## Task goal
Please list all lines of the material below in which the string "Szent" occurs.
>> begin Dataset rows
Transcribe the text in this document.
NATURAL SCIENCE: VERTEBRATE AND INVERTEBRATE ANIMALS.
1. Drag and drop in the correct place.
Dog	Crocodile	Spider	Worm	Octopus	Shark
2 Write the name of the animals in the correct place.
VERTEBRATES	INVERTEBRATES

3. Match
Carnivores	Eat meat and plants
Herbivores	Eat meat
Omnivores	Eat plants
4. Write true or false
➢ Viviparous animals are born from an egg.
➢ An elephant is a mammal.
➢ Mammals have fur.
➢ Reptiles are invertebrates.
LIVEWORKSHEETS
>> end Dataset rows
>> begin Dataset rows
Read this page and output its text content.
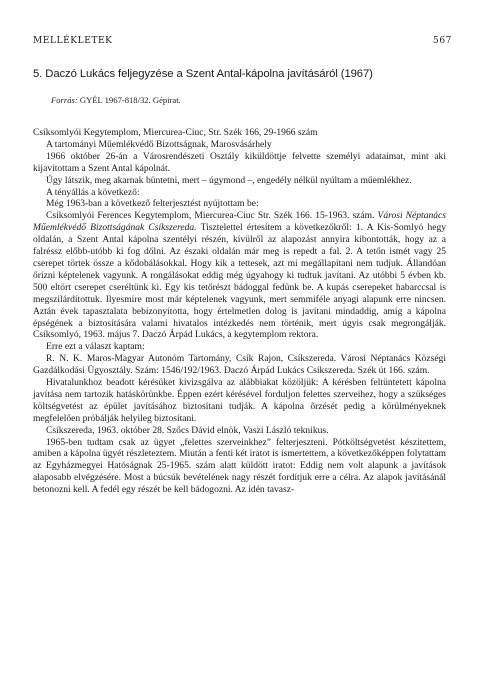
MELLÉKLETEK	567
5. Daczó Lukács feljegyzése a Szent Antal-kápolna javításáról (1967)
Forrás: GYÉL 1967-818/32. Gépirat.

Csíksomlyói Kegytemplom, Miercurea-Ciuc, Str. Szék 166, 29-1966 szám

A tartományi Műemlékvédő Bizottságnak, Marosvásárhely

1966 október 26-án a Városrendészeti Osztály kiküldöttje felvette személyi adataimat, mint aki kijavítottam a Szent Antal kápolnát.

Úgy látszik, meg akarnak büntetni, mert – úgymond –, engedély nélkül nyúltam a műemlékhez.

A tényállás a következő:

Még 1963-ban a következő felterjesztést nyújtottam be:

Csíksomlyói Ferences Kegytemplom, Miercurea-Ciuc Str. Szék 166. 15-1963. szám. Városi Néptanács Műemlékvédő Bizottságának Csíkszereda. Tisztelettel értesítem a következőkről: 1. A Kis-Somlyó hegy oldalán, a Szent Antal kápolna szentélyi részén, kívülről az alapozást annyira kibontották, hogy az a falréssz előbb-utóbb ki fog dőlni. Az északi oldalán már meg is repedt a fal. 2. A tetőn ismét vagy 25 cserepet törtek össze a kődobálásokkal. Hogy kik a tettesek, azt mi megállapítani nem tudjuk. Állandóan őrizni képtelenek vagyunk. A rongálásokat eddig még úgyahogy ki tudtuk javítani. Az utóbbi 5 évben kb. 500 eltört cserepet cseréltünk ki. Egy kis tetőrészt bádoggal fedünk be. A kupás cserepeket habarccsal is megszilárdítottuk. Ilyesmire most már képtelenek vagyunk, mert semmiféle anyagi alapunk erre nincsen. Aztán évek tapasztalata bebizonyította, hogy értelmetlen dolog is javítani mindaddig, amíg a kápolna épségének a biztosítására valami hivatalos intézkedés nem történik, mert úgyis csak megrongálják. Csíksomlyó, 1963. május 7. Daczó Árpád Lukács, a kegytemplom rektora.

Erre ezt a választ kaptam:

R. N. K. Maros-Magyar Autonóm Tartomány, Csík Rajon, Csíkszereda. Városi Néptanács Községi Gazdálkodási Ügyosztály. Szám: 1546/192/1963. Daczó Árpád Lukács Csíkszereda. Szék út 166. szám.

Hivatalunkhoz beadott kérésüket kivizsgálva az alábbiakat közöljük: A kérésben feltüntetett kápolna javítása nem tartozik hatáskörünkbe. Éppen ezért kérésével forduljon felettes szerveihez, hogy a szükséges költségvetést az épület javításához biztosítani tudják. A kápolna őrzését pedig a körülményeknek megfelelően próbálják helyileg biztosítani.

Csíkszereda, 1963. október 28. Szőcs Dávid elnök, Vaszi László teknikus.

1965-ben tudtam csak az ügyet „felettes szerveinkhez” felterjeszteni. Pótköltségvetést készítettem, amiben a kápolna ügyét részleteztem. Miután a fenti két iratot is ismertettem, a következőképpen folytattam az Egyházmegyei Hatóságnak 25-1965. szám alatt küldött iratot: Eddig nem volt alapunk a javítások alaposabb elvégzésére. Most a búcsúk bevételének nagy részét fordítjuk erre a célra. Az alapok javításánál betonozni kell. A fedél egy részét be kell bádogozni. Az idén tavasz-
>> end Dataset rows
## Answer
5. Daczó Lukács feljegyzése a Szent Antal-kápolna javításáról (1967)
1966 október 26-án a Városrendészeti Osztály kiküldöttje felvette személyi adataimat, mint aki kijavítottam a Szent Antal kápolnát.
Csíksomlyói Ferences Kegytemplom, Miercurea-Ciuc Str. Szék 166. 15-1963. szám. Városi Néptanács Műemlékvédő Bizottságának Csíkszereda. Tisztelettel értesítem a következőkről: 1. A Kis-Somlyó hegy oldalán, a Szent Antal kápolna szentélyi részén, kívülről az alapozást annyira kibontották, hogy az a falréssz előbb-utóbb ki fog dőlni. Az északi oldalán már meg is repedt a fal. 2. A tetőn ismét vagy 25 cserepet törtek össze a kődobálásokkal. Hogy kik a tettesek, azt mi megállapítani nem tudjuk. Állandóan őrizni képtelenek vagyunk. A rongálásokat eddig még úgyahogy ki tudtuk javítani. Az utóbbi 5 évben kb. 500 eltört cserepet cseréltünk ki. Egy kis tetőrészt bádoggal fedünk be. A kupás cserepeket habarccsal is megszilárdítottuk. Ilyesmire most már képtelenek vagyunk, mert semmiféle anyagi alapunk erre nincsen. Aztán évek tapasztalata bebizonyította, hogy értelmetlen dolog is javítani mindaddig, amíg a kápolna épségének a biztosítására valami hivatalos intézkedés nem történik, mert úgyis csak megrongálják. Csíksomlyó, 1963. május 7. Daczó Árpád Lukács, a kegytemplom rektora.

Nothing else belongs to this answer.